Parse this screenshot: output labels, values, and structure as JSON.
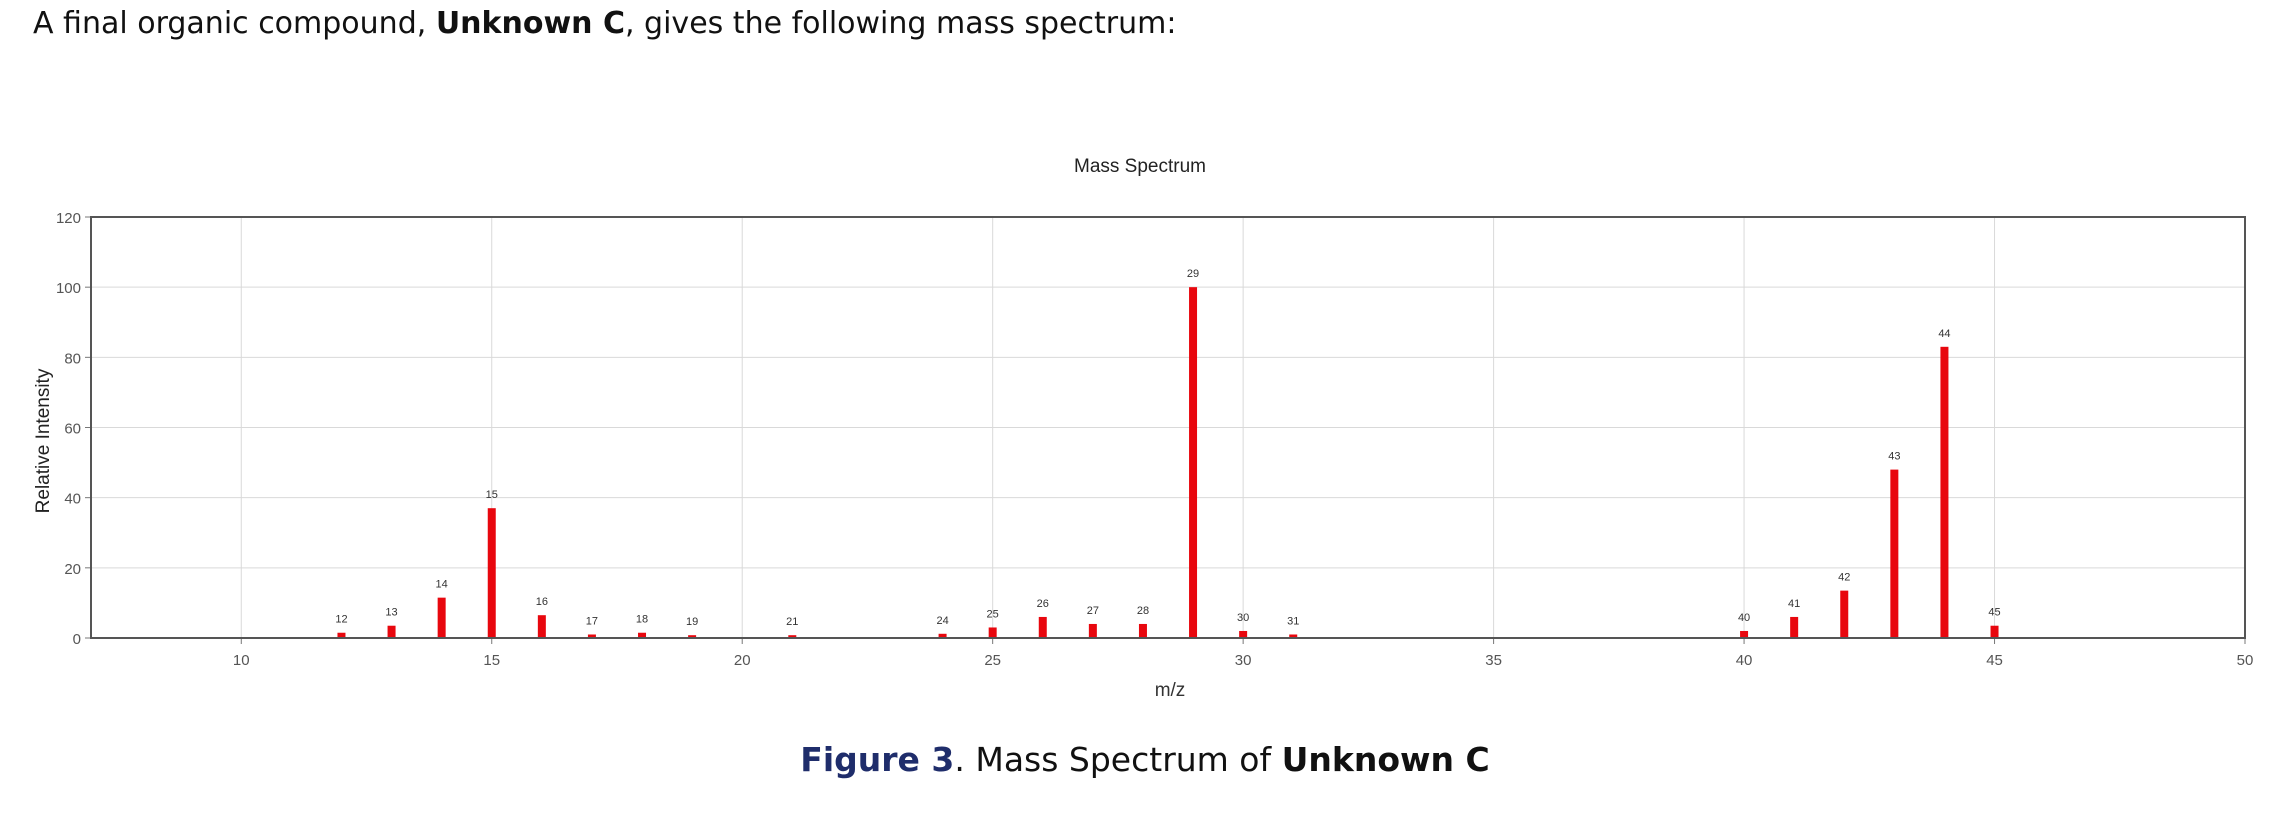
{
  "intro": {
    "prefix": "A final organic compound, ",
    "compound": "Unknown C",
    "suffix": ", gives the following mass spectrum:"
  },
  "caption": {
    "figure_label": "Figure 3",
    "separator": ". ",
    "text": "Mass Spectrum of ",
    "compound": "Unknown C"
  },
  "colors": {
    "bar": "#e8070e",
    "grid": "#d9d9d9",
    "frame": "#555555"
  },
  "chart_data": {
    "type": "bar",
    "title": "Mass Spectrum",
    "xlabel": "m/z",
    "ylabel": "Relative Intensity",
    "xlim": [
      7,
      50
    ],
    "ylim": [
      0,
      120
    ],
    "xticks": [
      10,
      15,
      20,
      25,
      30,
      35,
      40,
      45,
      50
    ],
    "yticks": [
      0,
      20,
      40,
      60,
      80,
      100,
      120
    ],
    "grid": true,
    "peaks": [
      {
        "mz": 12,
        "intensity": 1.5
      },
      {
        "mz": 13,
        "intensity": 3.5
      },
      {
        "mz": 14,
        "intensity": 11.5
      },
      {
        "mz": 15,
        "intensity": 37
      },
      {
        "mz": 16,
        "intensity": 6.5
      },
      {
        "mz": 17,
        "intensity": 1
      },
      {
        "mz": 18,
        "intensity": 1.5
      },
      {
        "mz": 19,
        "intensity": 0.8
      },
      {
        "mz": 21,
        "intensity": 0.8
      },
      {
        "mz": 24,
        "intensity": 1.2
      },
      {
        "mz": 25,
        "intensity": 3
      },
      {
        "mz": 26,
        "intensity": 6
      },
      {
        "mz": 27,
        "intensity": 4
      },
      {
        "mz": 28,
        "intensity": 4
      },
      {
        "mz": 29,
        "intensity": 100
      },
      {
        "mz": 30,
        "intensity": 2
      },
      {
        "mz": 31,
        "intensity": 1
      },
      {
        "mz": 40,
        "intensity": 2
      },
      {
        "mz": 41,
        "intensity": 6
      },
      {
        "mz": 42,
        "intensity": 13.5
      },
      {
        "mz": 43,
        "intensity": 48
      },
      {
        "mz": 44,
        "intensity": 83
      },
      {
        "mz": 45,
        "intensity": 3.5
      }
    ]
  }
}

▶ **Exercise**
Leave the pictures out and reproduce all of the records exactly.

▶ **Complete output**
Parse this screenshot: output labels, values, and structure as JSON.
{
  "intro": {
    "prefix": "A final organic compound, ",
    "compound": "Unknown C",
    "suffix": ", gives the following mass spectrum:"
  },
  "caption": {
    "figure_label": "Figure 3",
    "separator": ". ",
    "text": "Mass Spectrum of ",
    "compound": "Unknown C"
  },
  "colors": {
    "bar": "#e8070e",
    "grid": "#d9d9d9",
    "frame": "#555555"
  },
  "chart_data": {
    "type": "bar",
    "title": "Mass Spectrum",
    "xlabel": "m/z",
    "ylabel": "Relative Intensity",
    "xlim": [
      7,
      50
    ],
    "ylim": [
      0,
      120
    ],
    "xticks": [
      10,
      15,
      20,
      25,
      30,
      35,
      40,
      45,
      50
    ],
    "yticks": [
      0,
      20,
      40,
      60,
      80,
      100,
      120
    ],
    "grid": true,
    "peaks": [
      {
        "mz": 12,
        "intensity": 1.5
      },
      {
        "mz": 13,
        "intensity": 3.5
      },
      {
        "mz": 14,
        "intensity": 11.5
      },
      {
        "mz": 15,
        "intensity": 37
      },
      {
        "mz": 16,
        "intensity": 6.5
      },
      {
        "mz": 17,
        "intensity": 1
      },
      {
        "mz": 18,
        "intensity": 1.5
      },
      {
        "mz": 19,
        "intensity": 0.8
      },
      {
        "mz": 21,
        "intensity": 0.8
      },
      {
        "mz": 24,
        "intensity": 1.2
      },
      {
        "mz": 25,
        "intensity": 3
      },
      {
        "mz": 26,
        "intensity": 6
      },
      {
        "mz": 27,
        "intensity": 4
      },
      {
        "mz": 28,
        "intensity": 4
      },
      {
        "mz": 29,
        "intensity": 100
      },
      {
        "mz": 30,
        "intensity": 2
      },
      {
        "mz": 31,
        "intensity": 1
      },
      {
        "mz": 40,
        "intensity": 2
      },
      {
        "mz": 41,
        "intensity": 6
      },
      {
        "mz": 42,
        "intensity": 13.5
      },
      {
        "mz": 43,
        "intensity": 48
      },
      {
        "mz": 44,
        "intensity": 83
      },
      {
        "mz": 45,
        "intensity": 3.5
      }
    ]
  }
}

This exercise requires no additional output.